Directive
Set down the material below word for word, excluding the pictures.

Provided material

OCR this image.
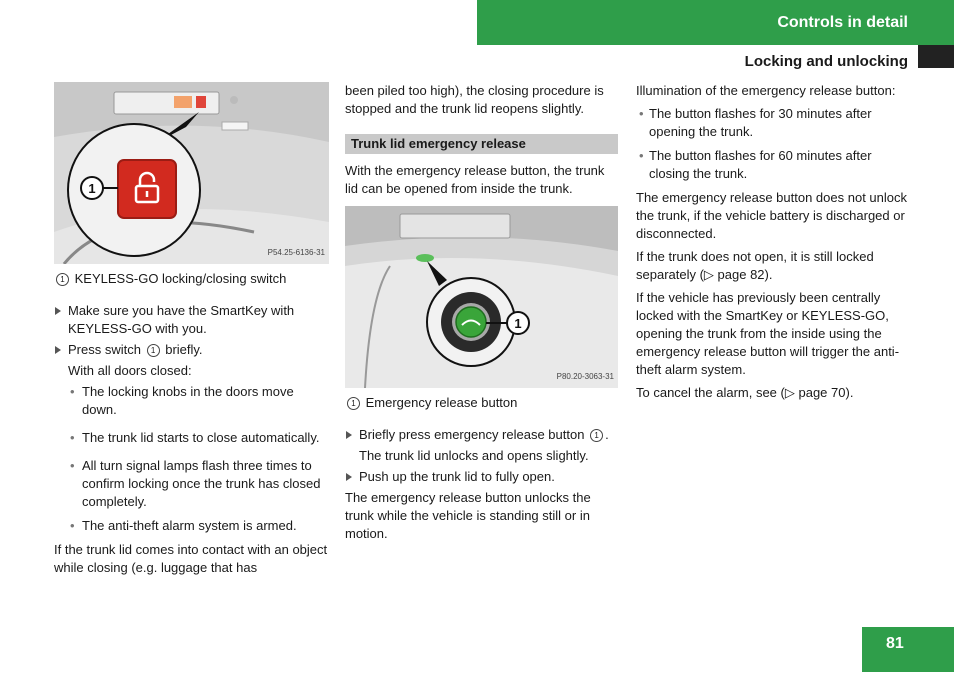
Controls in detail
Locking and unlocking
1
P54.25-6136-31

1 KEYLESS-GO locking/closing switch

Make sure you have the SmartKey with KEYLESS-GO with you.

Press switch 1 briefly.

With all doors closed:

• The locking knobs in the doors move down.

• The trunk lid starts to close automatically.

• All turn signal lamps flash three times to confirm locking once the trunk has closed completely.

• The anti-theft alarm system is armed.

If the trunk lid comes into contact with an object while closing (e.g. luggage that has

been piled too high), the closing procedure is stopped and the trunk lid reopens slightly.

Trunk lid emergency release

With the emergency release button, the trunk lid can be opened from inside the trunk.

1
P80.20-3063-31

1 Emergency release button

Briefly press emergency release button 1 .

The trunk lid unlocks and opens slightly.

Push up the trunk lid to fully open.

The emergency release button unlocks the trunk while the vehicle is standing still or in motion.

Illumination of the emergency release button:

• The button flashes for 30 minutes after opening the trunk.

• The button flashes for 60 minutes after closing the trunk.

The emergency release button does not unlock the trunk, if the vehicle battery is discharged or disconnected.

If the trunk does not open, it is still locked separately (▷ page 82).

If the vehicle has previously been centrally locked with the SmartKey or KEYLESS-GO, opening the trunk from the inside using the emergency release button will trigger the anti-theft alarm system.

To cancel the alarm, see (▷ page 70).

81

Reply to the exercise
OCR this image.
Controls in detail
Locking and unlocking
1
P54.25-6136-31

1 KEYLESS-GO locking/closing switch

Make sure you have the SmartKey with KEYLESS-GO with you.

Press switch 1 briefly.

With all doors closed:

• The locking knobs in the doors move down.

• The trunk lid starts to close automatically.

• All turn signal lamps flash three times to confirm locking once the trunk has closed completely.

• The anti-theft alarm system is armed.

If the trunk lid comes into contact with an object while closing (e.g. luggage that has

been piled too high), the closing procedure is stopped and the trunk lid reopens slightly.

Trunk lid emergency release

With the emergency release button, the trunk lid can be opened from inside the trunk.

1
P80.20-3063-31

1 Emergency release button

Briefly press emergency release button 1 .

The trunk lid unlocks and opens slightly.

Push up the trunk lid to fully open.

The emergency release button unlocks the trunk while the vehicle is standing still or in motion.

Illumination of the emergency release button:

• The button flashes for 30 minutes after opening the trunk.

• The button flashes for 60 minutes after closing the trunk.

The emergency release button does not unlock the trunk, if the vehicle battery is discharged or disconnected.

If the trunk does not open, it is still locked separately (▷ page 82).

If the vehicle has previously been centrally locked with the SmartKey or KEYLESS-GO, opening the trunk from the inside using the emergency release button will trigger the anti-theft alarm system.

To cancel the alarm, see (▷ page 70).

81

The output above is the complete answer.